begin

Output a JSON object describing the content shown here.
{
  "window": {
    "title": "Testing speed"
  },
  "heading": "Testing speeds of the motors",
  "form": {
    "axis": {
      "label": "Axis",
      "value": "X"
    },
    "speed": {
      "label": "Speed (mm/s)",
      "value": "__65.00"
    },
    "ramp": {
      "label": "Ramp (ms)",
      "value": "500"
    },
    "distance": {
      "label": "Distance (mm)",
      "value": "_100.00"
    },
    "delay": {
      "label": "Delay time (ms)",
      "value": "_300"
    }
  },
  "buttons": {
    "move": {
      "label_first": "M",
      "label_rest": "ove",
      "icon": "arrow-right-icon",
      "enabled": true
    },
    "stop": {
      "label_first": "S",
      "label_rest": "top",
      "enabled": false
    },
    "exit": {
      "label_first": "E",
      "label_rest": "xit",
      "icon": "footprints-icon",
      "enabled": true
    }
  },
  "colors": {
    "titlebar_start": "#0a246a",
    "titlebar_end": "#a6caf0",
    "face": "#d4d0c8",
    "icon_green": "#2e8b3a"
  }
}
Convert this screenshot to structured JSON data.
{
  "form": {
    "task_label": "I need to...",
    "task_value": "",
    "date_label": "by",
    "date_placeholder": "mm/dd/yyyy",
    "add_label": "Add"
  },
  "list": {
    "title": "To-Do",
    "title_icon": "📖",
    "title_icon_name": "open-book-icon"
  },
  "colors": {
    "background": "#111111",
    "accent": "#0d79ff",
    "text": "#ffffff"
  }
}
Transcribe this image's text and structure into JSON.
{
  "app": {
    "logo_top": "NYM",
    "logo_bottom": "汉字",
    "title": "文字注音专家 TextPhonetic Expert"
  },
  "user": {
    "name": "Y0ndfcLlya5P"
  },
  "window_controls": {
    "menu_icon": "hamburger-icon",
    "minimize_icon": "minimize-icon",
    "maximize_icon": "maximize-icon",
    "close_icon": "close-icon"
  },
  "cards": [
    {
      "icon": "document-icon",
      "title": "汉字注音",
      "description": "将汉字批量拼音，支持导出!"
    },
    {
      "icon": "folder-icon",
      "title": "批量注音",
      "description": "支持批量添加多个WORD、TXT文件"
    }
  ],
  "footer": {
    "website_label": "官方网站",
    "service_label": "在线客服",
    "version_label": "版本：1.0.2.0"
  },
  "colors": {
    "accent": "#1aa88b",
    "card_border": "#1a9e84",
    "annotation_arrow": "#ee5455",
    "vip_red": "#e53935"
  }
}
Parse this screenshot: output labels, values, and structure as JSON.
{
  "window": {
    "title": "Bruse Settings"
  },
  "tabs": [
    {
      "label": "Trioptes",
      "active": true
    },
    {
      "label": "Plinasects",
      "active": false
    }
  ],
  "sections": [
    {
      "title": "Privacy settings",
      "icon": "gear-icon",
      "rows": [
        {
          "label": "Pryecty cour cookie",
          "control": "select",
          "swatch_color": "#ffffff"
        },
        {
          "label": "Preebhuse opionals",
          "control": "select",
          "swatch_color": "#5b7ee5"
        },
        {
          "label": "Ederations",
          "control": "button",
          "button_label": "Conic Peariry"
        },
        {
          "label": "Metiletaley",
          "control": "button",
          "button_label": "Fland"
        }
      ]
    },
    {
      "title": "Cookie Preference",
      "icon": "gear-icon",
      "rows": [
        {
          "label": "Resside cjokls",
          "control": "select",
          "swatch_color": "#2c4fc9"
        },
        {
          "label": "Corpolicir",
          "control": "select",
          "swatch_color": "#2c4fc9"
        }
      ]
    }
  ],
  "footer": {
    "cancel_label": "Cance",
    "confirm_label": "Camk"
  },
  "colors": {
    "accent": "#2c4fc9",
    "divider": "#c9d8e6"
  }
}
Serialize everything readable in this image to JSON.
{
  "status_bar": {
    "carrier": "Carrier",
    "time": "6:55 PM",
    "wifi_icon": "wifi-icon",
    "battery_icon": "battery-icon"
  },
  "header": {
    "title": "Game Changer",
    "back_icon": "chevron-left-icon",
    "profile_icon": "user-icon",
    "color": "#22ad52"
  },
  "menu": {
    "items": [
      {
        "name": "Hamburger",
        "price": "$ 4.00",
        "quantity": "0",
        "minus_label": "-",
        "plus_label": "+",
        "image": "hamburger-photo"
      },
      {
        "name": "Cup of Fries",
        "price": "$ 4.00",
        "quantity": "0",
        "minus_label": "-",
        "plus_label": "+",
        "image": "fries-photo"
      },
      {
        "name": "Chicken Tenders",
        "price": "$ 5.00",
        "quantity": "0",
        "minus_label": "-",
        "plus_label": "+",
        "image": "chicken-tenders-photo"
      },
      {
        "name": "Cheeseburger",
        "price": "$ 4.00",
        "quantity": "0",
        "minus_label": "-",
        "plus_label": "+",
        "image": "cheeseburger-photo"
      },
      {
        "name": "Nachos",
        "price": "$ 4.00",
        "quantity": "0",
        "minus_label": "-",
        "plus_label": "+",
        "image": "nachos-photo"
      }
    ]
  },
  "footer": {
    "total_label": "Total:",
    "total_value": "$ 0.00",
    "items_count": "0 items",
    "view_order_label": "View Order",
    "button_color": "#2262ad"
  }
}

end

## TASK REQUIREMENTS
Retype the listing. Match it exactly.

## SOLVED EXERCISE
Output a JSON object describing the content shown here.
{
  "window": {
    "title": "Testing speed"
  },
  "heading": "Testing speeds of the motors",
  "form": {
    "axis": {
      "label": "Axis",
      "value": "X"
    },
    "speed": {
      "label": "Speed (mm/s)",
      "value": "__65.00"
    },
    "ramp": {
      "label": "Ramp (ms)",
      "value": "500"
    },
    "distance": {
      "label": "Distance (mm)",
      "value": "_100.00"
    },
    "delay": {
      "label": "Delay time (ms)",
      "value": "_300"
    }
  },
  "buttons": {
    "move": {
      "label_first": "M",
      "label_rest": "ove",
      "icon": "arrow-right-icon",
      "enabled": true
    },
    "stop": {
      "label_first": "S",
      "label_rest": "top",
      "enabled": false
    },
    "exit": {
      "label_first": "E",
      "label_rest": "xit",
      "icon": "footprints-icon",
      "enabled": true
    }
  },
  "colors": {
    "titlebar_start": "#0a246a",
    "titlebar_end": "#a6caf0",
    "face": "#d4d0c8",
    "icon_green": "#2e8b3a"
  }
}
Convert this screenshot to structured JSON data.
{
  "form": {
    "task_label": "I need to...",
    "task_value": "",
    "date_label": "by",
    "date_placeholder": "mm/dd/yyyy",
    "add_label": "Add"
  },
  "list": {
    "title": "To-Do",
    "title_icon": "📖",
    "title_icon_name": "open-book-icon"
  },
  "colors": {
    "background": "#111111",
    "accent": "#0d79ff",
    "text": "#ffffff"
  }
}
Transcribe this image's text and structure into JSON.
{
  "app": {
    "logo_top": "NYM",
    "logo_bottom": "汉字",
    "title": "文字注音专家 TextPhonetic Expert"
  },
  "user": {
    "name": "Y0ndfcLlya5P"
  },
  "window_controls": {
    "menu_icon": "hamburger-icon",
    "minimize_icon": "minimize-icon",
    "maximize_icon": "maximize-icon",
    "close_icon": "close-icon"
  },
  "cards": [
    {
      "icon": "document-icon",
      "title": "汉字注音",
      "description": "将汉字批量拼音，支持导出!"
    },
    {
      "icon": "folder-icon",
      "title": "批量注音",
      "description": "支持批量添加多个WORD、TXT文件"
    }
  ],
  "footer": {
    "website_label": "官方网站",
    "service_label": "在线客服",
    "version_label": "版本：1.0.2.0"
  },
  "colors": {
    "accent": "#1aa88b",
    "card_border": "#1a9e84",
    "annotation_arrow": "#ee5455",
    "vip_red": "#e53935"
  }
}
Parse this screenshot: output labels, values, and structure as JSON.
{
  "window": {
    "title": "Bruse Settings"
  },
  "tabs": [
    {
      "label": "Trioptes",
      "active": true
    },
    {
      "label": "Plinasects",
      "active": false
    }
  ],
  "sections": [
    {
      "title": "Privacy settings",
      "icon": "gear-icon",
      "rows": [
        {
          "label": "Pryecty cour cookie",
          "control": "select",
          "swatch_color": "#ffffff"
        },
        {
          "label": "Preebhuse opionals",
          "control": "select",
          "swatch_color": "#5b7ee5"
        },
        {
          "label": "Ederations",
          "control": "button",
          "button_label": "Conic Peariry"
        },
        {
          "label": "Metiletaley",
          "control": "button",
          "button_label": "Fland"
        }
      ]
    },
    {
      "title": "Cookie Preference",
      "icon": "gear-icon",
      "rows": [
        {
          "label": "Resside cjokls",
          "control": "select",
          "swatch_color": "#2c4fc9"
        },
        {
          "label": "Corpolicir",
          "control": "select",
          "swatch_color": "#2c4fc9"
        }
      ]
    }
  ],
  "footer": {
    "cancel_label": "Cance",
    "confirm_label": "Camk"
  },
  "colors": {
    "accent": "#2c4fc9",
    "divider": "#c9d8e6"
  }
}
Serialize everything readable in this image to JSON.
{
  "status_bar": {
    "carrier": "Carrier",
    "time": "6:55 PM",
    "wifi_icon": "wifi-icon",
    "battery_icon": "battery-icon"
  },
  "header": {
    "title": "Game Changer",
    "back_icon": "chevron-left-icon",
    "profile_icon": "user-icon",
    "color": "#22ad52"
  },
  "menu": {
    "items": [
      {
        "name": "Hamburger",
        "price": "$ 4.00",
        "quantity": "0",
        "minus_label": "-",
        "plus_label": "+",
        "image": "hamburger-photo"
      },
      {
        "name": "Cup of Fries",
        "price": "$ 4.00",
        "quantity": "0",
        "minus_label": "-",
        "plus_label": "+",
        "image": "fries-photo"
      },
      {
        "name": "Chicken Tenders",
        "price": "$ 5.00",
        "quantity": "0",
        "minus_label": "-",
        "plus_label": "+",
        "image": "chicken-tenders-photo"
      },
      {
        "name": "Cheeseburger",
        "price": "$ 4.00",
        "quantity": "0",
        "minus_label": "-",
        "plus_label": "+",
        "image": "cheeseburger-photo"
      },
      {
        "name": "Nachos",
        "price": "$ 4.00",
        "quantity": "0",
        "minus_label": "-",
        "plus_label": "+",
        "image": "nachos-photo"
      }
    ]
  },
  "footer": {
    "total_label": "Total:",
    "total_value": "$ 0.00",
    "items_count": "0 items",
    "view_order_label": "View Order",
    "button_color": "#2262ad"
  }
}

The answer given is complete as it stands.